(Data entries)
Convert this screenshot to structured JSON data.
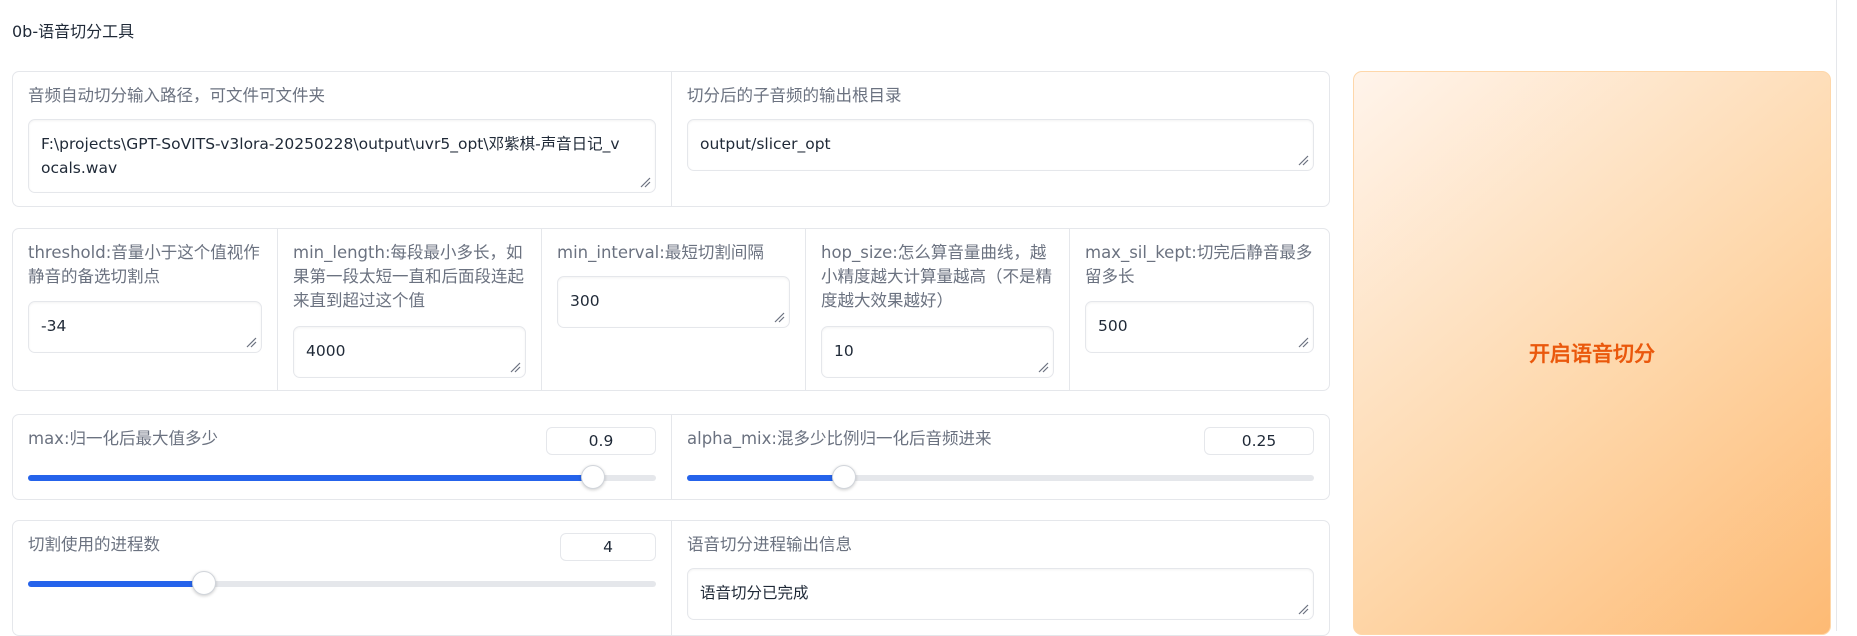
{
  "page": {
    "title": "0b-语音切分工具"
  },
  "paths": {
    "input_label": "音频自动切分输入路径，可文件可文件夹",
    "input_value": "F:\\projects\\GPT-SoVITS-v3lora-20250228\\output\\uvr5_opt\\邓紫棋-声音日记_vocals.wav",
    "output_label": "切分后的子音频的输出根目录",
    "output_value": "output/slicer_opt"
  },
  "params": [
    {
      "label": "threshold:音量小于这个值视作静音的备选切割点",
      "value": "-34"
    },
    {
      "label": "min_length:每段最小多长，如果第一段太短一直和后面段连起来直到超过这个值",
      "value": "4000"
    },
    {
      "label": "min_interval:最短切割间隔",
      "value": "300"
    },
    {
      "label": "hop_size:怎么算音量曲线，越小精度越大计算量越高（不是精度越大效果越好）",
      "value": "10"
    },
    {
      "label": "max_sil_kept:切完后静音最多留多长",
      "value": "500"
    }
  ],
  "sliders": {
    "max": {
      "label": "max:归一化后最大值多少",
      "value": "0.9",
      "fraction": 0.9
    },
    "alpha": {
      "label": "alpha_mix:混多少比例归一化后音频进来",
      "value": "0.25",
      "fraction": 0.25
    },
    "procs": {
      "label": "切割使用的进程数",
      "value": "4",
      "fraction": 0.28
    }
  },
  "log": {
    "label": "语音切分进程输出信息",
    "value": "语音切分已完成"
  },
  "start_button": {
    "label": "开启语音切分"
  },
  "colors": {
    "accent": "#2563eb",
    "button_text": "#ea580c",
    "button_bg": "#fdba74"
  }
}
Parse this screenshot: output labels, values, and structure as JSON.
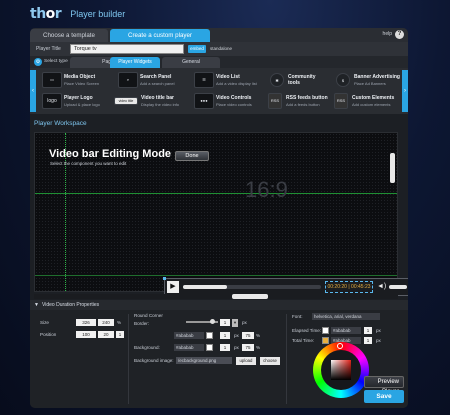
{
  "app": {
    "logo": "thor",
    "title": "Player builder"
  },
  "tabs": {
    "template": "Choose a template",
    "custom": "Create a custom player",
    "help": "help",
    "help_icon": "?"
  },
  "player_title": {
    "label": "Player Title",
    "value": "Torque tv",
    "embed": "embed",
    "standalone": "standalone"
  },
  "type_row": {
    "label": "Select type",
    "tabs": [
      "Page",
      "Player Widgets",
      "General"
    ]
  },
  "widgets": [
    {
      "name": "Media Object",
      "desc": "Place Video Screen",
      "icon": "media-object-icon"
    },
    {
      "name": "Search Panel",
      "desc": "Add a search panel",
      "icon": "search-panel-icon"
    },
    {
      "name": "Video List",
      "desc": "Add a video display list",
      "icon": "video-list-icon"
    },
    {
      "name": "Community tools",
      "desc": "",
      "icon": "community-tools-icon"
    },
    {
      "name": "Banner Advertising",
      "desc": "Place Ad Banners",
      "icon": "banner-advertising-icon"
    },
    {
      "name": "Player Logo",
      "desc": "Upload & place logo",
      "icon": "player-logo-icon",
      "icon_text": "logo"
    },
    {
      "name": "Video title bar",
      "desc": "Display the video info",
      "icon": "video-title-bar-icon",
      "icon_text": "video title"
    },
    {
      "name": "Video Controls",
      "desc": "Place video controls",
      "icon": "video-controls-icon"
    },
    {
      "name": "RSS feeds button",
      "desc": "Add a feeds button",
      "icon": "rss-icon",
      "icon_text": "RSS"
    },
    {
      "name": "Custom Elements",
      "desc": "Add custom elements",
      "icon": "custom-elements-icon",
      "icon_text": "RSS"
    }
  ],
  "workspace": {
    "title": "Player Workspace",
    "edit_title": "Video bar Editing Mode",
    "edit_subtitle": "Select the component you want to edit",
    "done": "Done",
    "aspect": "16:9",
    "videobar": {
      "time_current": "00:20:20",
      "time_total": "00:45:23",
      "progress": 0.32
    }
  },
  "properties": {
    "header": "Video Duration Properties",
    "size_label": "Size",
    "size_w": "326",
    "size_h": "240",
    "size_unit": "%",
    "position_label": "Position",
    "pos_x": "100",
    "pos_y": "20",
    "pos_unit": "1",
    "round_corner_label": "Round Corner",
    "border_label": "Border:",
    "border_value": "1",
    "px": "px",
    "border_color": "#ababab",
    "border_color_value": "1",
    "border_alpha": "75",
    "percent": "%",
    "background_label": "Background:",
    "bg_color": "#ababab",
    "bg_value": "1",
    "bg_alpha": "75",
    "bg_image_label": "Background image:",
    "bg_image_value": "/ecbackground.png",
    "upload": "upload",
    "choose": "choose",
    "font_label": "Font:",
    "font_value": "helvetica, arial, verdana",
    "elapsed_label": "Elapsed Time:",
    "elapsed_color": "#ababab",
    "elapsed_value": "1",
    "total_label": "Total Time:",
    "total_color": "#ababab",
    "total_value": "1"
  },
  "colors": {
    "accent": "#2aa5e3",
    "elapsed_chip": "#ffffff",
    "total_chip": "#e8b040"
  },
  "actions": {
    "preview": "Preview Player",
    "save": "Save"
  }
}
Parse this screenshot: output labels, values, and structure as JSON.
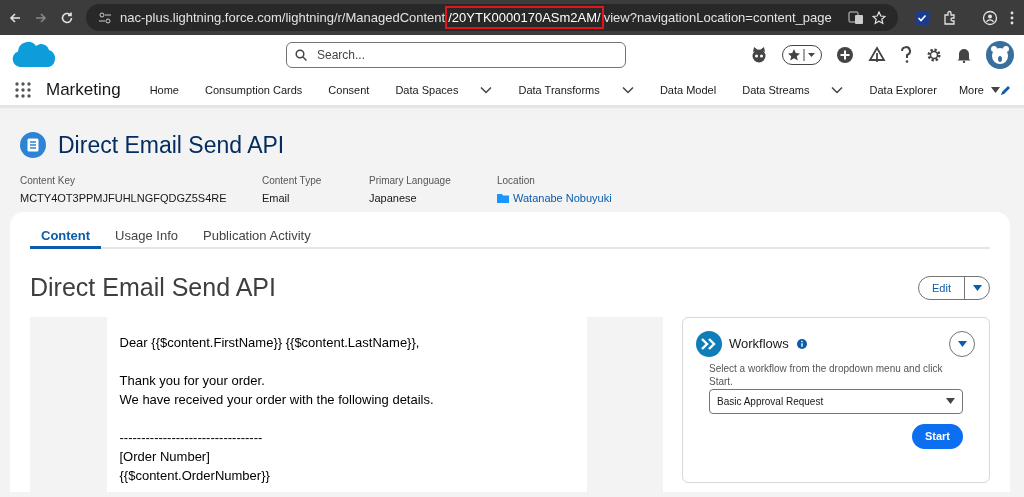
{
  "browser": {
    "url_prefix": "nac-plus.lightning.force.com/lightning/r/ManagedContent",
    "url_highlight": "/20YTK0000170ASm2AM/",
    "url_suffix": "view?navigationLocation=content_page"
  },
  "header": {
    "search_placeholder": "Search..."
  },
  "nav": {
    "app_name": "Marketing",
    "items": [
      {
        "label": "Home",
        "dropdown": false
      },
      {
        "label": "Consumption Cards",
        "dropdown": false
      },
      {
        "label": "Consent",
        "dropdown": false
      },
      {
        "label": "Data Spaces",
        "dropdown": true
      },
      {
        "label": "Data Transforms",
        "dropdown": true
      },
      {
        "label": "Data Model",
        "dropdown": false
      },
      {
        "label": "Data Streams",
        "dropdown": true
      },
      {
        "label": "Data Explorer",
        "dropdown": false
      }
    ],
    "more": "More"
  },
  "record": {
    "title": "Direct Email Send API",
    "fields": [
      {
        "label": "Content Key",
        "value": "MCTY4OT3PPMJFUHLNGFQDGZ5S4RE",
        "kind": "text"
      },
      {
        "label": "Content Type",
        "value": "Email",
        "kind": "text"
      },
      {
        "label": "Primary Language",
        "value": "Japanese",
        "kind": "text"
      },
      {
        "label": "Location",
        "value": "Watanabe Nobuyuki",
        "kind": "folder-link"
      }
    ]
  },
  "tabs": [
    {
      "label": "Content",
      "selected": true
    },
    {
      "label": "Usage Info",
      "selected": false
    },
    {
      "label": "Publication Activity",
      "selected": false
    }
  ],
  "content": {
    "heading": "Direct Email Send API",
    "edit_button": "Edit",
    "email_paragraphs": [
      [
        "Dear {{$content.FirstName}} {{$content.LastName}},"
      ],
      [
        "Thank you for your order.",
        "We have received your order with the following details."
      ],
      [
        "---------------------------------",
        "[Order Number]",
        "{{$content.OrderNumber}}"
      ]
    ]
  },
  "workflows": {
    "title": "Workflows",
    "description": "Select a workflow from the dropdown menu and click Start.",
    "selected_workflow": "Basic Approval Request",
    "start_button": "Start"
  }
}
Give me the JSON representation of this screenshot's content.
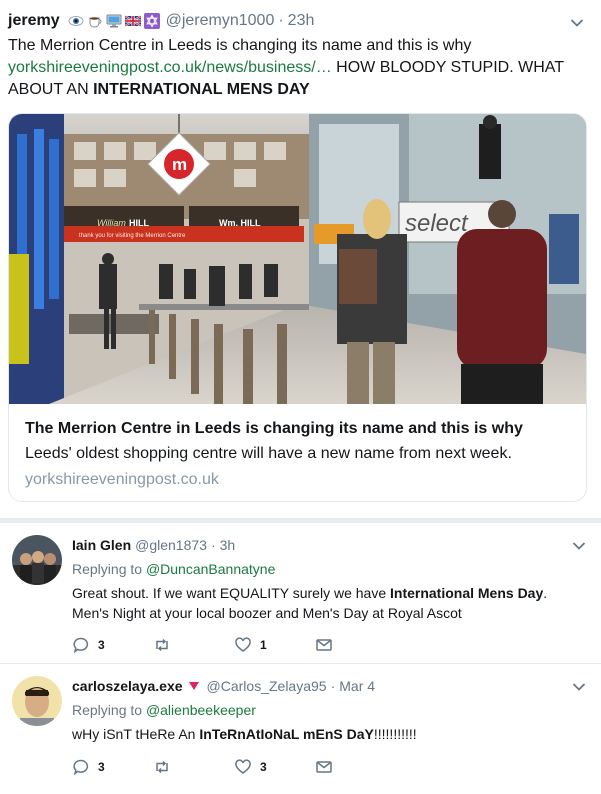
{
  "main_tweet": {
    "author_name": "jeremy",
    "emoji_icons": [
      "eye-icon",
      "coffee-icon",
      "computer-icon",
      "uk-flag-icon",
      "star-of-david-icon"
    ],
    "handle": "@jeremyn1000",
    "separator": "·",
    "time": "23h",
    "text_line1": "The Merrion Centre in Leeds is changing its name and this is why",
    "link": "yorkshireeveningpost.co.uk/news/business/…",
    "text_after_link": " HOW BLOODY STUPID. WHAT ABOUT AN ",
    "text_bold": "INTERNATIONAL MENS DAY",
    "card": {
      "title": "The Merrion Centre in Leeds is changing its name and this is why",
      "description": "Leeds' oldest shopping centre will have a new name from next week.",
      "domain": "yorkshireeveningpost.co.uk",
      "image_texts": {
        "sign_letter": "m",
        "shop_sign": "select",
        "store_name": "William HILL",
        "banner": "thank you for visiting the Merrion Centre"
      }
    }
  },
  "replies": [
    {
      "name": "Iain Glen",
      "handle": "@glen1873",
      "separator": "·",
      "time": "3h",
      "replying_label": "Replying to",
      "replying_to": "@DuncanBannatyne",
      "text_a": "Great shout. If we want EQUALITY surely we have ",
      "text_bold": "International Mens Day",
      "text_b": ". Men's Night at your local boozer and Men's Day at Royal Ascot",
      "reply_count": "3",
      "retweet_count": "",
      "like_count": "1"
    },
    {
      "name": "carloszelaya.exe",
      "handle": "@Carlos_Zelaya95",
      "separator": "·",
      "time": "Mar 4",
      "replying_label": "Replying to",
      "replying_to": "@alienbeekeeper",
      "text_a": "wHy iSnT tHeRe An ",
      "text_bold": "InTeRnAtIoNaL mEnS DaY",
      "text_b": "!!!!!!!!!!!",
      "reply_count": "3",
      "retweet_count": "",
      "like_count": "3"
    }
  ],
  "colors": {
    "link_green": "#1b7a3e",
    "secondary_text": "#657786",
    "border": "#e6ecf0",
    "red_badge": "#e0245e"
  }
}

▸ Stated task: Where a line contains the string "JSON", extract that line.

▸ Solved problem:
Convert this screenshot to structured JSON data.
Parse this screenshot: output labels, values, and structure as JSON.
Parse this screenshot: output labels, values, and structure as JSON.
Give me the JSON representation of this screenshot's content.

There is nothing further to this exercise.